■ INSTRUCTION: Determine how many lines contain the string "name". Reply with that figure and nothing else.

* * * * * * *

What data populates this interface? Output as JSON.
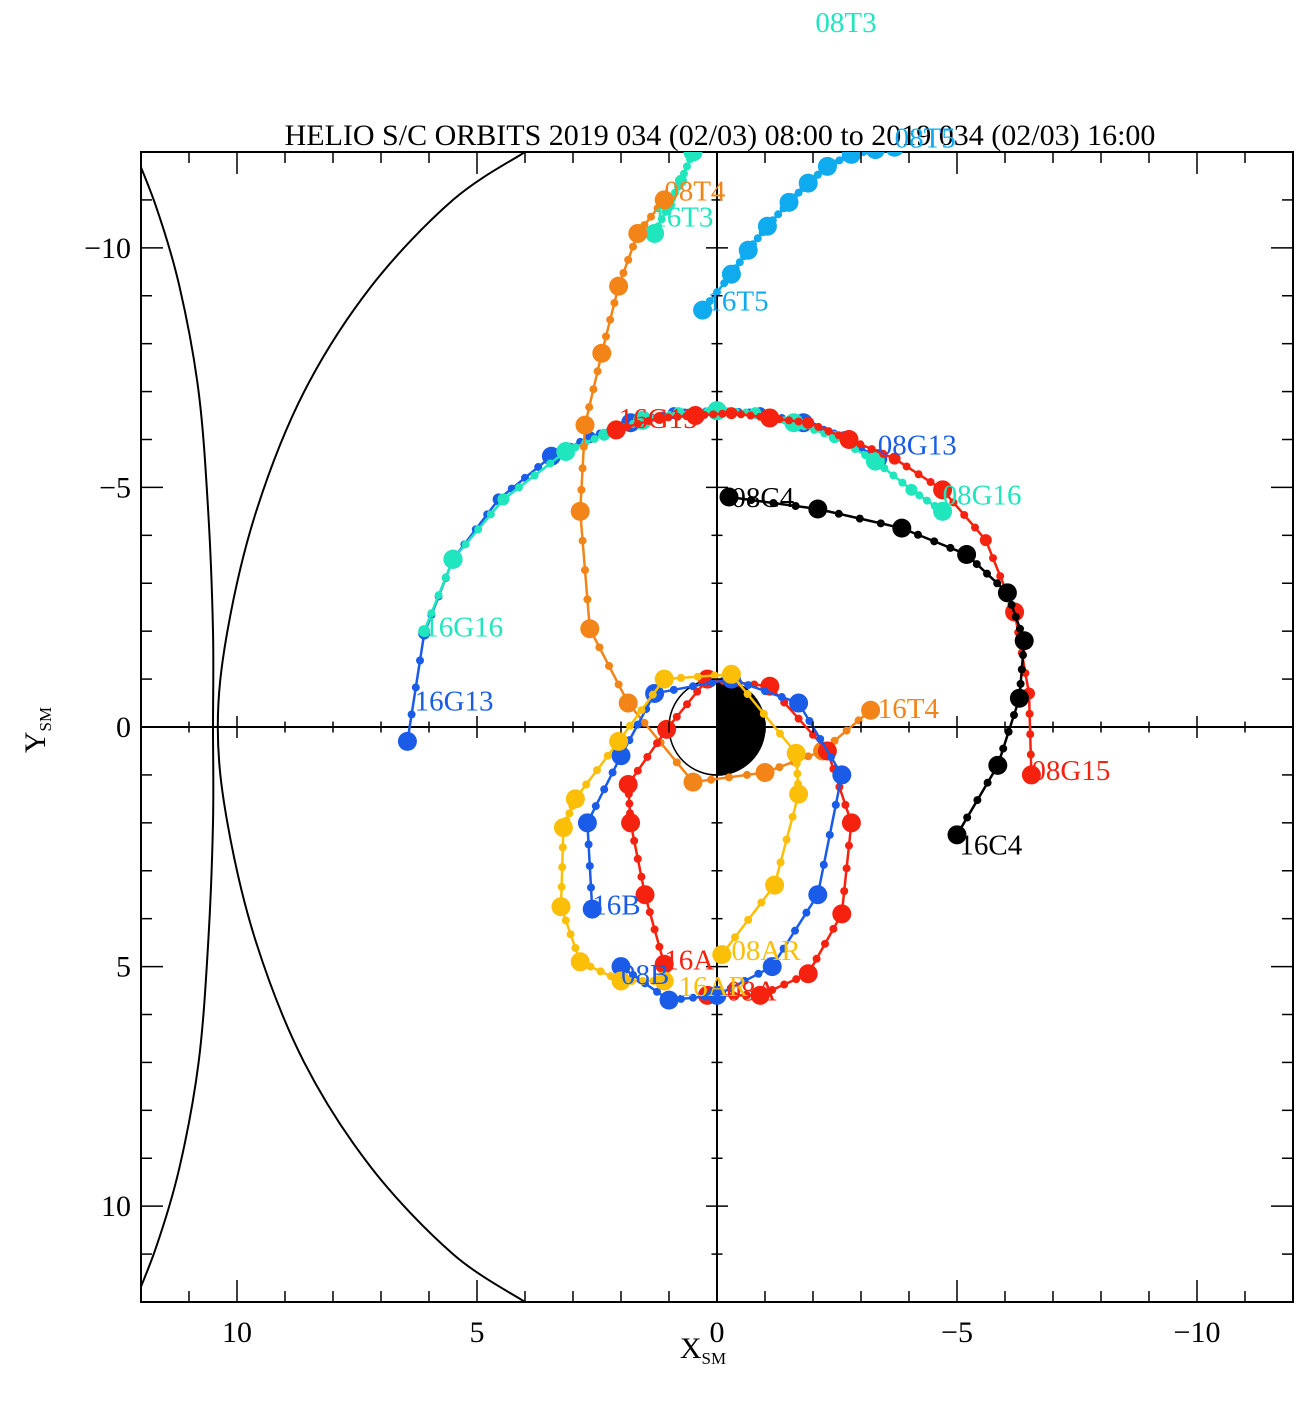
{
  "chart_data": {
    "type": "scatter",
    "title": "HELIO S/C ORBITS 2019 034 (02/03) 08:00 to 2019 034 (02/03) 16:00",
    "xlabel": {
      "main": "X",
      "sub": "SM"
    },
    "ylabel": {
      "main": "Y",
      "sub": "SM"
    },
    "xlim": [
      12,
      -12
    ],
    "ylim": [
      12,
      -12
    ],
    "x_reversed": true,
    "y_reversed": true,
    "x_ticks": [
      10,
      5,
      0,
      -5,
      -10
    ],
    "x_tick_labels": [
      "10",
      "5",
      "0",
      "−5",
      "−10"
    ],
    "y_ticks": [
      -10,
      -5,
      0,
      5,
      10
    ],
    "y_tick_labels": [
      "−10",
      "−5",
      "0",
      "5",
      "10"
    ],
    "grid": false,
    "earth_radius": 1.0,
    "colors": {
      "axis": "#000000",
      "G13": "#1a5ce8",
      "G15": "#f5220f",
      "G16": "#1fe6bd",
      "T3": "#1fe6bd",
      "T4": "#f28418",
      "T5": "#10aaee",
      "C4": "#000000",
      "A": "#f5220f",
      "B": "#1a5ce8",
      "AR": "#fcbf08"
    },
    "boundaries": [
      {
        "name": "magnetopause",
        "points": [
          [
            12.3,
            -12.4
          ],
          [
            11.7,
            -10.9
          ],
          [
            11.2,
            -9.2
          ],
          [
            10.8,
            -7
          ],
          [
            10.6,
            -4.5
          ],
          [
            10.5,
            -2
          ],
          [
            10.5,
            0
          ],
          [
            10.5,
            2
          ],
          [
            10.6,
            4.5
          ],
          [
            10.8,
            7
          ],
          [
            11.2,
            9.2
          ],
          [
            11.7,
            10.9
          ],
          [
            12.3,
            12.4
          ]
        ]
      },
      {
        "name": "bow-shock",
        "points": [
          [
            4,
            -12
          ],
          [
            5.5,
            -11
          ],
          [
            7.2,
            -9.2
          ],
          [
            8.6,
            -7
          ],
          [
            9.6,
            -4.5
          ],
          [
            10.2,
            -2
          ],
          [
            10.4,
            0
          ],
          [
            10.2,
            2
          ],
          [
            9.6,
            4.5
          ],
          [
            8.6,
            7
          ],
          [
            7.2,
            9.2
          ],
          [
            5.5,
            11
          ],
          [
            4,
            12
          ]
        ]
      }
    ],
    "series": [
      {
        "name": "G13",
        "color_key": "G13",
        "start_label": "08G13",
        "end_label": "16G13",
        "start_label_at": [
          -3.35,
          -5.9
        ],
        "end_label_at": [
          6.3,
          -0.55
        ],
        "points": [
          [
            -3.35,
            -5.6
          ],
          [
            -2.65,
            -6.05
          ],
          [
            -1.8,
            -6.35
          ],
          [
            -0.9,
            -6.55
          ],
          [
            0,
            -6.6
          ],
          [
            0.9,
            -6.55
          ],
          [
            1.8,
            -6.35
          ],
          [
            2.65,
            -6.05
          ],
          [
            3.45,
            -5.65
          ],
          [
            4.55,
            -4.75
          ],
          [
            5.5,
            -3.5
          ],
          [
            6.1,
            -1.95
          ],
          [
            6.45,
            0.3
          ]
        ],
        "big_every": 2
      },
      {
        "name": "G16",
        "color_key": "G16",
        "start_label": "08G16",
        "end_label": "16G16",
        "start_label_at": [
          -4.7,
          -4.85
        ],
        "end_label_at": [
          6.1,
          -2.1
        ],
        "points": [
          [
            -4.7,
            -4.5
          ],
          [
            -4.05,
            -4.95
          ],
          [
            -3.3,
            -5.55
          ],
          [
            -2.45,
            -6.05
          ],
          [
            -1.6,
            -6.35
          ],
          [
            -0.8,
            -6.55
          ],
          [
            0,
            -6.6
          ],
          [
            0.8,
            -6.55
          ],
          [
            1.55,
            -6.4
          ],
          [
            2.35,
            -6.1
          ],
          [
            3.15,
            -5.75
          ],
          [
            4.45,
            -4.75
          ],
          [
            5.5,
            -3.5
          ],
          [
            6.1,
            -2.0
          ]
        ],
        "big_every": 2
      },
      {
        "name": "G15",
        "color_key": "G15",
        "start_label": "08G15",
        "end_label": "16G15",
        "start_label_at": [
          -6.55,
          0.9
        ],
        "end_label_at": [
          2.05,
          -6.45
        ],
        "points": [
          [
            -6.55,
            1.0
          ],
          [
            -6.5,
            -0.7
          ],
          [
            -6.2,
            -2.4
          ],
          [
            -5.6,
            -3.9
          ],
          [
            -4.7,
            -4.95
          ],
          [
            -3.7,
            -5.6
          ],
          [
            -2.75,
            -6.0
          ],
          [
            -1.9,
            -6.35
          ],
          [
            -1.1,
            -6.45
          ],
          [
            -0.3,
            -6.55
          ],
          [
            0.45,
            -6.5
          ],
          [
            1.2,
            -6.45
          ],
          [
            2.1,
            -6.2
          ]
        ],
        "big_every": 2
      },
      {
        "name": "C4",
        "color_key": "C4",
        "start_label": "08C4",
        "end_label": "16C4",
        "start_label_at": [
          -0.3,
          -4.8
        ],
        "end_label_at": [
          -5.05,
          2.45
        ],
        "points": [
          [
            -0.25,
            -4.8
          ],
          [
            -2.1,
            -4.55
          ],
          [
            -3.85,
            -4.15
          ],
          [
            -5.2,
            -3.6
          ],
          [
            -6.05,
            -2.8
          ],
          [
            -6.4,
            -1.8
          ],
          [
            -6.3,
            -0.6
          ],
          [
            -5.85,
            0.8
          ],
          [
            -5.0,
            2.25
          ]
        ],
        "big_every": 1
      },
      {
        "name": "T5",
        "color_key": "T5",
        "start_label": "08T5",
        "end_label": "16T5",
        "start_label_at": [
          -3.7,
          -12.3
        ],
        "end_label_at": [
          0.2,
          -8.9
        ],
        "points": [
          [
            -3.7,
            -12.1
          ],
          [
            -3.3,
            -12.05
          ],
          [
            -2.8,
            -11.95
          ],
          [
            -2.3,
            -11.7
          ],
          [
            -1.9,
            -11.35
          ],
          [
            -1.5,
            -10.95
          ],
          [
            -1.05,
            -10.45
          ],
          [
            -0.65,
            -9.95
          ],
          [
            -0.3,
            -9.45
          ],
          [
            0.3,
            -8.7
          ]
        ],
        "big_every": 1
      },
      {
        "name": "T3",
        "color_key": "T3",
        "start_label": "08T3",
        "end_label": "16T3",
        "start_label_at": [
          -2.4,
          -16.2
        ],
        "end_label_at": [
          1.35,
          -10.65
        ],
        "points": [
          [
            0.5,
            -12.0
          ],
          [
            0.75,
            -11.4
          ],
          [
            1.0,
            -10.9
          ],
          [
            1.3,
            -10.3
          ]
        ],
        "big_every": 3
      },
      {
        "name": "T4",
        "color_key": "T4",
        "start_label": "08T4",
        "end_label": "16T4",
        "start_label_at": [
          1.1,
          -11.2
        ],
        "end_label_at": [
          -3.35,
          -0.4
        ],
        "points": [
          [
            1.1,
            -11.0
          ],
          [
            1.65,
            -10.3
          ],
          [
            2.05,
            -9.2
          ],
          [
            2.4,
            -7.8
          ],
          [
            2.75,
            -6.3
          ],
          [
            2.85,
            -4.5
          ],
          [
            2.65,
            -2.05
          ],
          [
            1.85,
            -0.5
          ],
          [
            0.5,
            1.15
          ],
          [
            -1.0,
            0.95
          ],
          [
            -2.2,
            0.5
          ],
          [
            -3.2,
            -0.35
          ]
        ],
        "big_every": 1
      },
      {
        "name": "A",
        "color_key": "A",
        "start_label": "16A",
        "end_label": "08A",
        "start_label_at": [
          1.1,
          4.85
        ],
        "end_label_at": [
          -0.2,
          5.5
        ],
        "points": [
          [
            1.1,
            4.95
          ],
          [
            1.5,
            3.5
          ],
          [
            1.8,
            2.0
          ],
          [
            1.85,
            1.2
          ],
          [
            1.05,
            0.05
          ],
          [
            0.2,
            -1.0
          ],
          [
            -1.1,
            -0.85
          ],
          [
            -2.3,
            0.5
          ],
          [
            -2.8,
            2.0
          ],
          [
            -2.6,
            3.9
          ],
          [
            -1.9,
            5.15
          ],
          [
            -0.9,
            5.6
          ],
          [
            0.2,
            5.6
          ]
        ],
        "big_every": 1
      },
      {
        "name": "B",
        "color_key": "B",
        "start_label": "08B",
        "end_label": "16B",
        "start_label_at": [
          2.0,
          5.15
        ],
        "end_label_at": [
          2.6,
          3.7
        ],
        "points": [
          [
            2.0,
            5.0
          ],
          [
            1.0,
            5.7
          ],
          [
            0,
            5.6
          ],
          [
            -1.15,
            5.0
          ],
          [
            -2.1,
            3.5
          ],
          [
            -2.6,
            1.0
          ],
          [
            -1.7,
            -0.5
          ],
          [
            -0.3,
            -1.0
          ],
          [
            1.3,
            -0.7
          ],
          [
            2.0,
            0.6
          ],
          [
            2.7,
            2.0
          ],
          [
            2.6,
            3.8
          ]
        ],
        "big_every": 1
      },
      {
        "name": "AR",
        "color_key": "AR",
        "start_label": "08AR",
        "end_label": "16AR",
        "start_label_at": [
          -0.3,
          4.65
        ],
        "end_label_at": [
          0.8,
          5.4
        ],
        "points": [
          [
            -0.1,
            4.75
          ],
          [
            -1.2,
            3.3
          ],
          [
            -1.7,
            1.4
          ],
          [
            -1.65,
            0.55
          ],
          [
            -0.3,
            -1.1
          ],
          [
            1.1,
            -1.0
          ],
          [
            2.05,
            0.3
          ],
          [
            2.95,
            1.5
          ],
          [
            3.2,
            2.1
          ],
          [
            3.25,
            3.75
          ],
          [
            2.85,
            4.9
          ],
          [
            2.0,
            5.3
          ],
          [
            1.1,
            5.3
          ]
        ],
        "big_every": 1
      }
    ],
    "annotation": "08T3"
  }
}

* * * * * * *

■ REPLY: 12